### The problem
Read the records below. Copy each line where the string "соколъ" occurs.

### Records
==============================

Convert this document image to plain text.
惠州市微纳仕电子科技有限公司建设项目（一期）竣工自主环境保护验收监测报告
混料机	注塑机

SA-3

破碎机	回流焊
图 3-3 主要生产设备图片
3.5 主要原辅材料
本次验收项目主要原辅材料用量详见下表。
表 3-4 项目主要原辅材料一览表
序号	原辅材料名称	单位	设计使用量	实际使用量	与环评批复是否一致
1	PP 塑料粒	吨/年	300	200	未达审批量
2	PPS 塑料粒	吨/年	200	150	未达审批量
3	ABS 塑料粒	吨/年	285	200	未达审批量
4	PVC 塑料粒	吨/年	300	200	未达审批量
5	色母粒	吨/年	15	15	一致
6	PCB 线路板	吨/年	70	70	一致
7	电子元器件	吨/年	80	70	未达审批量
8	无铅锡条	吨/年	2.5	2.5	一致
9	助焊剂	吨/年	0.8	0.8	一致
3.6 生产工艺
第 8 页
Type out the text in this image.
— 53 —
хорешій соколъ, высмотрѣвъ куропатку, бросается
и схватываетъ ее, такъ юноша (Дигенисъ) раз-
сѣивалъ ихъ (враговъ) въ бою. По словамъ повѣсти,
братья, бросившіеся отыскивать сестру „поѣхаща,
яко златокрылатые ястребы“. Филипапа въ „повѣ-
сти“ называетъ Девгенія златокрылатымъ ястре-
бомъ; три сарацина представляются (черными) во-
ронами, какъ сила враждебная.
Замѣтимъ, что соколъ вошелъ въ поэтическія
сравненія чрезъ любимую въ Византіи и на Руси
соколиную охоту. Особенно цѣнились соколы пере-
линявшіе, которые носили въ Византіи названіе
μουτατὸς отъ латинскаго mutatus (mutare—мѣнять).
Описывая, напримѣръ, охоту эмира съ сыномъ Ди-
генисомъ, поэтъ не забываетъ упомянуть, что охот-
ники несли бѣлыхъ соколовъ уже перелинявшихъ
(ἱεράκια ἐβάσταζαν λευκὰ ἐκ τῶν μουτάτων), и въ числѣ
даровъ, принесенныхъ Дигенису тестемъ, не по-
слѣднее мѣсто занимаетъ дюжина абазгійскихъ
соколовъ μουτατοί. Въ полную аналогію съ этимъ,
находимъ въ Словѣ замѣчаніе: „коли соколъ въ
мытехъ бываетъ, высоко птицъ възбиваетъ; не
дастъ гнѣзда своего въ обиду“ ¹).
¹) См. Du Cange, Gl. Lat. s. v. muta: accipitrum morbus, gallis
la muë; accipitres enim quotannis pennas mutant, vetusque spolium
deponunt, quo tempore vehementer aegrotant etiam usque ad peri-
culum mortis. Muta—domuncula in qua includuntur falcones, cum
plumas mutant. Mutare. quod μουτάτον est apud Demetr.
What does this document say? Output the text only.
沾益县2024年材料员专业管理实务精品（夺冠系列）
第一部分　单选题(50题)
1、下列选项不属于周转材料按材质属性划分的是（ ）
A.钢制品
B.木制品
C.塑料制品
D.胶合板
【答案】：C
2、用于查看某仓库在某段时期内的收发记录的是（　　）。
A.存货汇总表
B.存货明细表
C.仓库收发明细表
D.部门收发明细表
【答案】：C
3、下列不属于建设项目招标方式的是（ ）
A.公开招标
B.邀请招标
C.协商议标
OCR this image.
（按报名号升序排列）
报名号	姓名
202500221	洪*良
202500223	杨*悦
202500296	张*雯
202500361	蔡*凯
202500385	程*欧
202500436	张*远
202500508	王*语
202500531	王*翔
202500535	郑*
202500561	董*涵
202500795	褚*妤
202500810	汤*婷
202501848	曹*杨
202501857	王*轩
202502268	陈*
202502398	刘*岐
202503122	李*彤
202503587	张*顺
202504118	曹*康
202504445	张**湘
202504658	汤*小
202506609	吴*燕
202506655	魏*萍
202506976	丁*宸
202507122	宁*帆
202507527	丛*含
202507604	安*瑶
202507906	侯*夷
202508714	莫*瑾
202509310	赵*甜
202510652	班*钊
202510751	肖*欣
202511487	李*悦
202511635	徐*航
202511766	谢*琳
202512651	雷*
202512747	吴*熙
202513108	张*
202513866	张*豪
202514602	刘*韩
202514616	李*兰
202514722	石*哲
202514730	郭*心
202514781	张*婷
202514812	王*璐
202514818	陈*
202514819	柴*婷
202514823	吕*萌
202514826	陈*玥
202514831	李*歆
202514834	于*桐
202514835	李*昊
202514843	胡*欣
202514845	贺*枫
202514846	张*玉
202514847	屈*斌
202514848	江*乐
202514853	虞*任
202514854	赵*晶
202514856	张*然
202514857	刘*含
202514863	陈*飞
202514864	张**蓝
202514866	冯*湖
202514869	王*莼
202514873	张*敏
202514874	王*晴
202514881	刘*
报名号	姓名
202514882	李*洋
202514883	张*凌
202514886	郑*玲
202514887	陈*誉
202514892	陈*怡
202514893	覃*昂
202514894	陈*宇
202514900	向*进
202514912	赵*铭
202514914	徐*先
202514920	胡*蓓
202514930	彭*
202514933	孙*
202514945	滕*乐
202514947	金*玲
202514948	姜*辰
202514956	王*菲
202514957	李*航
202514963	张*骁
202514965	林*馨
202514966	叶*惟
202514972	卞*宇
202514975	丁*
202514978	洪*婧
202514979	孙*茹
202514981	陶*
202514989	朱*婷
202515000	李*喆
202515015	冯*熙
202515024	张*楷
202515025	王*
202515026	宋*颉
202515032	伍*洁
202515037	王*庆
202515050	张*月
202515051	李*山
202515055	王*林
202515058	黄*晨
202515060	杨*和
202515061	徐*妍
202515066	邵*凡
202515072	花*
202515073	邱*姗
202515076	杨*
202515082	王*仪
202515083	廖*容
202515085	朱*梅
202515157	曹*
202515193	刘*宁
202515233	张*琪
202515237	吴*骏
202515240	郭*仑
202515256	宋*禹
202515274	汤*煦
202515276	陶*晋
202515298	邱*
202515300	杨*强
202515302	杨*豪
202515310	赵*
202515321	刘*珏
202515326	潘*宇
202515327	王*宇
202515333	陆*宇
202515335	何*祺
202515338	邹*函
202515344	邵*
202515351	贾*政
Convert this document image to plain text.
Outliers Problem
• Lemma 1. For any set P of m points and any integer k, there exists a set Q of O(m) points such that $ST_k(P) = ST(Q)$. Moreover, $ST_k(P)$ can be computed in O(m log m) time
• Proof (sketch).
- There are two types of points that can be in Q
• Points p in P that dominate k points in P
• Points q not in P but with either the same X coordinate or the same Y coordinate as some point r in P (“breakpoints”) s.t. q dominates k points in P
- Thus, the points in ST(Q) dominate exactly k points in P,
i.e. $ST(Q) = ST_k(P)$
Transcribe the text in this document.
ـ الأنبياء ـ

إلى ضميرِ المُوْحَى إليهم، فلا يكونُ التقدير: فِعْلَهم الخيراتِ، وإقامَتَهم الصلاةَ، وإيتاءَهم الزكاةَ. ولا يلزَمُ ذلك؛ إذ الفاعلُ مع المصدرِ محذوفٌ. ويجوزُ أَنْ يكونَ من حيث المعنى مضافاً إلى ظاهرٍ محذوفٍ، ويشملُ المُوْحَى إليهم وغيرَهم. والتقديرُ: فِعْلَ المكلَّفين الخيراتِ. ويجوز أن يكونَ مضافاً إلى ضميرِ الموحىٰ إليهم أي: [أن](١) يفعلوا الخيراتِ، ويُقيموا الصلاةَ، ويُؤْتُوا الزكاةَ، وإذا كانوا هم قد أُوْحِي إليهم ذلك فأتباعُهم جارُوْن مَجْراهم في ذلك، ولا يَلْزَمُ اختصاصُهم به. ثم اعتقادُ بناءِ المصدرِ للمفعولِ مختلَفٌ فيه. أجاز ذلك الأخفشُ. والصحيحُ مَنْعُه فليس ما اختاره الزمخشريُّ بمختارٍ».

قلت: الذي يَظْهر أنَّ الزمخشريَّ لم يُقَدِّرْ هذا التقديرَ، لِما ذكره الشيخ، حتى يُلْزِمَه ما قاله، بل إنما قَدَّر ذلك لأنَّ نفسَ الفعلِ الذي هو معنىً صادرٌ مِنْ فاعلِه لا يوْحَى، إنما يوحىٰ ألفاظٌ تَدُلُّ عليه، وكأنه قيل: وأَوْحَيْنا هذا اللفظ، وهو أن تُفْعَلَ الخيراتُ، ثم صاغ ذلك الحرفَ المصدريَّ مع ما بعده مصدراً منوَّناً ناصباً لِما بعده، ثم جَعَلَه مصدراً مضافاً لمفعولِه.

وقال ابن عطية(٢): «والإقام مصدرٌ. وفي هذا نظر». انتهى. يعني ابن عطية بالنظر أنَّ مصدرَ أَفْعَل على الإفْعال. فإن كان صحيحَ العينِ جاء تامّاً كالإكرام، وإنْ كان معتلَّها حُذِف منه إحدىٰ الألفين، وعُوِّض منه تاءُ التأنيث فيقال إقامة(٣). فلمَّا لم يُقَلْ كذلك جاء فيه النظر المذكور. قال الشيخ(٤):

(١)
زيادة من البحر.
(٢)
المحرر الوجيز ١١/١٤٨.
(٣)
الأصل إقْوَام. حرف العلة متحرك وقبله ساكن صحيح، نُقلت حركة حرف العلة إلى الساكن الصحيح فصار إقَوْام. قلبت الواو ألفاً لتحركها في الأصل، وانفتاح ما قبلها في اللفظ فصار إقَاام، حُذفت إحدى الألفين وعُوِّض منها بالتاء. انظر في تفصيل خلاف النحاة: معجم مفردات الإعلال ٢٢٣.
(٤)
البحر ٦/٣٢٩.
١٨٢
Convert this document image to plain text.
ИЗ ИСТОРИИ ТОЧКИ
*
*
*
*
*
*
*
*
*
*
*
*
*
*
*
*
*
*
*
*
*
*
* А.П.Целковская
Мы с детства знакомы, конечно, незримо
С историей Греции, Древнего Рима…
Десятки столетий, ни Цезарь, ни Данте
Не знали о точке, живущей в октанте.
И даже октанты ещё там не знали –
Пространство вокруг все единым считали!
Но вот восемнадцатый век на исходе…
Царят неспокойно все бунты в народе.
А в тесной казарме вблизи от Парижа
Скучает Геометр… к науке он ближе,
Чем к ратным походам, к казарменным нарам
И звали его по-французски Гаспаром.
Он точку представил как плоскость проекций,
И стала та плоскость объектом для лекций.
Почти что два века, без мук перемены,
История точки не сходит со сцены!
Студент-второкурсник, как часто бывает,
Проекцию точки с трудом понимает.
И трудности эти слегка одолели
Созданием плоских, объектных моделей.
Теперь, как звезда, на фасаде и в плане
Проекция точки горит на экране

==============================

### Task answer
хорешій соколъ, высмотрѣвъ куропатку, бросается
Замѣтимъ, что соколъ вошелъ въ поэтическія
находимъ въ Словѣ замѣчаніе: „коли соколъ въ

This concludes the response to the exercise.